WHAT YOU ARE ASKED TO DO:
Give the number of lines in the data that hold the word "Sining", and nothing else.

Dataset entries:
☆ ☆ ☆ ☆ ☆ ☆ ☆
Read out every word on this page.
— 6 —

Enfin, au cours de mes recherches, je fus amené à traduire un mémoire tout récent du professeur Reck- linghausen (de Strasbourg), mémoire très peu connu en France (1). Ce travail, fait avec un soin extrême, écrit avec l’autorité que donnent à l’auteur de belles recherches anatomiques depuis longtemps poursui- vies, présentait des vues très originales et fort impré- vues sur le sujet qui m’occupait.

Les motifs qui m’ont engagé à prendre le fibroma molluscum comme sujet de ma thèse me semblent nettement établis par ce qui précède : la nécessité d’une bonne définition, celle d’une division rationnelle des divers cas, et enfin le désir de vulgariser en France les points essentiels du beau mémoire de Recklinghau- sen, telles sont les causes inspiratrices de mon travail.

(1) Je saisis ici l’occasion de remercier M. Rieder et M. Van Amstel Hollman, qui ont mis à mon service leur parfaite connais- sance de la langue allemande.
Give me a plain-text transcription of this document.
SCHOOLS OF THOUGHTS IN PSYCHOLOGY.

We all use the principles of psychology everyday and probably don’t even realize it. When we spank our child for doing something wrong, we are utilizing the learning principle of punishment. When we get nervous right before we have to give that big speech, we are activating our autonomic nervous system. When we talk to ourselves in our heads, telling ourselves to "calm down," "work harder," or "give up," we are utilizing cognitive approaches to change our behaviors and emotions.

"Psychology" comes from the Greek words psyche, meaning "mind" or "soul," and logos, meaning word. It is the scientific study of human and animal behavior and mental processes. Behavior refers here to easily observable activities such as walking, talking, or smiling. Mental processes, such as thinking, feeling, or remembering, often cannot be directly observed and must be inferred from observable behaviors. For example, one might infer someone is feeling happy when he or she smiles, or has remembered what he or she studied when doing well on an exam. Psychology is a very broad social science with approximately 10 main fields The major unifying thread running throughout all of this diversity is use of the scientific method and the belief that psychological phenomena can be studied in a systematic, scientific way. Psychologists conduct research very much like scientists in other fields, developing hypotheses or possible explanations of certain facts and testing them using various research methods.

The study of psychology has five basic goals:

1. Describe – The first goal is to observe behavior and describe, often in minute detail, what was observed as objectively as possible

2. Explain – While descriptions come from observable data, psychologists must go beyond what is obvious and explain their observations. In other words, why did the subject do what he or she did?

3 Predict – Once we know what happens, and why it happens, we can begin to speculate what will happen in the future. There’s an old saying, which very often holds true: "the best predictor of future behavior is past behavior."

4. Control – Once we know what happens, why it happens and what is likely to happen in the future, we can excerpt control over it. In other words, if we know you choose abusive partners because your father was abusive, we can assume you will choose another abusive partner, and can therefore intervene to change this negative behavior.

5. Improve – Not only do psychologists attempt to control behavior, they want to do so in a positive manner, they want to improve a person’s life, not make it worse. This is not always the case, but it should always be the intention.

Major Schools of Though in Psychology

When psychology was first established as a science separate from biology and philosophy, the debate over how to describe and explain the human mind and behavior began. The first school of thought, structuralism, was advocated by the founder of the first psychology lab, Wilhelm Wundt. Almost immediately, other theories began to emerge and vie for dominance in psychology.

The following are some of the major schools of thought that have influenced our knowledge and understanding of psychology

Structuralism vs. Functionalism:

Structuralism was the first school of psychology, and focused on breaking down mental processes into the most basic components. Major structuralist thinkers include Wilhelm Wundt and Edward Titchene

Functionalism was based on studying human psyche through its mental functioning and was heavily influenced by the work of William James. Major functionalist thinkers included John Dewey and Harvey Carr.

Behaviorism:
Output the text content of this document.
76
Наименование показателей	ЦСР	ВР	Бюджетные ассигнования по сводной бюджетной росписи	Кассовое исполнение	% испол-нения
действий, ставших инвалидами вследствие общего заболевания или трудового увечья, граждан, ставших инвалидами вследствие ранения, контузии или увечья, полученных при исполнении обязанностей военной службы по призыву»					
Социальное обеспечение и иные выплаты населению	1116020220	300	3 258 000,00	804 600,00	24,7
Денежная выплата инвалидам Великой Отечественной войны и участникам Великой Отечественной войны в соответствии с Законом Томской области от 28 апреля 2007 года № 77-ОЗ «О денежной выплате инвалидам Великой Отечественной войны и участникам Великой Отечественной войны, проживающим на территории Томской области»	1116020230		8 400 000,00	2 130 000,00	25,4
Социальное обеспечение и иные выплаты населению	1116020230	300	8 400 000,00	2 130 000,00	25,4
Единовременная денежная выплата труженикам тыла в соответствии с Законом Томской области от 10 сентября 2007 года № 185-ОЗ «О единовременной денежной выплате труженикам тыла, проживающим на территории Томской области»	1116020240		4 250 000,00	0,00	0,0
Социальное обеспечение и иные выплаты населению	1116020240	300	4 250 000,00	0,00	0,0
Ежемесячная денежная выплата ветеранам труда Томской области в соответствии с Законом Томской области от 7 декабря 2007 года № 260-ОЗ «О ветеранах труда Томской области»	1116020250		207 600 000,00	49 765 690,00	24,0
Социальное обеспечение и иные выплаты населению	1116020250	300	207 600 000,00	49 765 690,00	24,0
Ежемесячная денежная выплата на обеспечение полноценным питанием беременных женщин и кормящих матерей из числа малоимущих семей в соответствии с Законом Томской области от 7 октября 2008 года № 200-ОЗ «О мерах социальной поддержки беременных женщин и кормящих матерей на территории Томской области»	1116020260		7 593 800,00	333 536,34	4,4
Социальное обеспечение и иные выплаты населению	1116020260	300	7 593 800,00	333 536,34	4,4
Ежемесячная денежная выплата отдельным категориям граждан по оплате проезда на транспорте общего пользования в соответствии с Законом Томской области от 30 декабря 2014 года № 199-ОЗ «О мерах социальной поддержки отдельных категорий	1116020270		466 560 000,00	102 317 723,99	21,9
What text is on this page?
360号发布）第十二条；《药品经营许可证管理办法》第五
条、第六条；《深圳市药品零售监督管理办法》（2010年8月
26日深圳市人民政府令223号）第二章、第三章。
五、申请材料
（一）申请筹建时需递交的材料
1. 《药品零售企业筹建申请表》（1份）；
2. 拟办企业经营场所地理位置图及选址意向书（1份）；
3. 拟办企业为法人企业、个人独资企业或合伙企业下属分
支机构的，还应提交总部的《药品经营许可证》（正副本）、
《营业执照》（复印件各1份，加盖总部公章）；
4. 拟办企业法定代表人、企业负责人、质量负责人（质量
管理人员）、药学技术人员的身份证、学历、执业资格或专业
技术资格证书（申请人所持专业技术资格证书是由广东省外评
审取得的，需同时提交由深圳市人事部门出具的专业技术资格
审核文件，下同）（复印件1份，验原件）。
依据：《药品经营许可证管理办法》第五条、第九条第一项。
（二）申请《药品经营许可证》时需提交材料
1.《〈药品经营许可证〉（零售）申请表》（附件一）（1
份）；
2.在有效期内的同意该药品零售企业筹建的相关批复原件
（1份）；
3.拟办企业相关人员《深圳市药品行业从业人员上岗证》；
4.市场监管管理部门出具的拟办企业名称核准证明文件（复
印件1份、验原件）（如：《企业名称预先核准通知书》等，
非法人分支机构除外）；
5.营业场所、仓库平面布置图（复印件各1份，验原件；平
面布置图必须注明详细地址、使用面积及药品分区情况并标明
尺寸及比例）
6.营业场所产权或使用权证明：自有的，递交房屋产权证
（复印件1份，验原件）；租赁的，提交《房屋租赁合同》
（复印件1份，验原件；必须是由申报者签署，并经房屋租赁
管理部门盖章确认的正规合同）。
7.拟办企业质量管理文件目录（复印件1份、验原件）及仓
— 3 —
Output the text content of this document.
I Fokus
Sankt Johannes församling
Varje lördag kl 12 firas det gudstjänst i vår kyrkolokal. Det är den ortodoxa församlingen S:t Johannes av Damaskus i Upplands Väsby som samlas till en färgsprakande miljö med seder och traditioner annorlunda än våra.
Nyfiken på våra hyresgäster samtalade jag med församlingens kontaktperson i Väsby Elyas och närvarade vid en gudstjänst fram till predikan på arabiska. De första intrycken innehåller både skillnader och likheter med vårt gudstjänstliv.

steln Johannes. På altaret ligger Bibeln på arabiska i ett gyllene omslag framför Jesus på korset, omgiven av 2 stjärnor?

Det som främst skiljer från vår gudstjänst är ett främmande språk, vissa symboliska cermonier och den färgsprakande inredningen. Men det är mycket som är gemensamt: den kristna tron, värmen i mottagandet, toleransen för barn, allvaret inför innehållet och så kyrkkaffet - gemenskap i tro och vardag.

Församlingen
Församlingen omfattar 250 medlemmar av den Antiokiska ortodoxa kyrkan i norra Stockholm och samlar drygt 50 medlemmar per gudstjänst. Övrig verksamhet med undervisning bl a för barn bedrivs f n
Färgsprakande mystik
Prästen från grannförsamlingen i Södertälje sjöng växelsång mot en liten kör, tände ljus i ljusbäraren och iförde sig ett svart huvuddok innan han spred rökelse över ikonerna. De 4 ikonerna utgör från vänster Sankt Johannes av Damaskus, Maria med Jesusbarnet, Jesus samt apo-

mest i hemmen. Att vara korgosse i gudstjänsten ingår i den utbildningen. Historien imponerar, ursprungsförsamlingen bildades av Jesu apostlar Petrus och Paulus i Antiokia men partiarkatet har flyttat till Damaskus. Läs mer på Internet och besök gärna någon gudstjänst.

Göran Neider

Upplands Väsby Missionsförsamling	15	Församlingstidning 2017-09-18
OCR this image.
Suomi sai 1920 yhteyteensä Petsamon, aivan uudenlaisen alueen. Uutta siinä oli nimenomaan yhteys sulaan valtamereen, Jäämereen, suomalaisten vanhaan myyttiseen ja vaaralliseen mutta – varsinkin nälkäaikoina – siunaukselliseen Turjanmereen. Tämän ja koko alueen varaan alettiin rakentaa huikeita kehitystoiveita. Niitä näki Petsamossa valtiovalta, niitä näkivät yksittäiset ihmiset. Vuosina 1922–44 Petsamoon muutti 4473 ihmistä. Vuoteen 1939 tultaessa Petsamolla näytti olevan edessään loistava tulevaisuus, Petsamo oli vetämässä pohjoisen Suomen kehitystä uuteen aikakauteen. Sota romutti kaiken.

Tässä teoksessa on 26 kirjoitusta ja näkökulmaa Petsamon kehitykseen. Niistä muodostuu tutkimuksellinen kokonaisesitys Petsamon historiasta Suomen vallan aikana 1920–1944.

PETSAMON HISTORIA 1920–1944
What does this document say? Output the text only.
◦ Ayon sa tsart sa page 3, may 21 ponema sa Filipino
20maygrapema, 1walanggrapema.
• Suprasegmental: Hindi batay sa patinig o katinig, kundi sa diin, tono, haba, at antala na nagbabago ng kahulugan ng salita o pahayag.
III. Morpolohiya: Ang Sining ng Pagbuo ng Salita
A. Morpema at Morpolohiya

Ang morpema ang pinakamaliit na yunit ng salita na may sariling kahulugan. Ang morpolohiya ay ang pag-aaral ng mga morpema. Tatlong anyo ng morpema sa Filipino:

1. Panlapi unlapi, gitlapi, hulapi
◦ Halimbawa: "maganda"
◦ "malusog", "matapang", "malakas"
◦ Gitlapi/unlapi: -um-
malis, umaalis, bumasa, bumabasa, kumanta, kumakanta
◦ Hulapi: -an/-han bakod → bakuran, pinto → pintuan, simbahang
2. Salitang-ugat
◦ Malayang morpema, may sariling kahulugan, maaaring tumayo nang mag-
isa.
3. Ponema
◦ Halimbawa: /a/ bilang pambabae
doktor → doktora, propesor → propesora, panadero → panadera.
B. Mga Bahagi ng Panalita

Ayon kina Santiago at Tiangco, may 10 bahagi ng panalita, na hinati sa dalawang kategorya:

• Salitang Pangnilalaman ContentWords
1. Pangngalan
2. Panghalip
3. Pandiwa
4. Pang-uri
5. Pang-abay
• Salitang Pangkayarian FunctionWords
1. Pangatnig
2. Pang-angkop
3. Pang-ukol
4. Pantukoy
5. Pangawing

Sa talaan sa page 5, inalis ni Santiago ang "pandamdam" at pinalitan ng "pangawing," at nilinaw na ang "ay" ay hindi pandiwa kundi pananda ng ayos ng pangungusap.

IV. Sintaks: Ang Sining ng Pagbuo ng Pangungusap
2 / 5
☆ ☆ ☆ ☆ ☆ ☆ ☆
PROBLEM SOLUTION:
2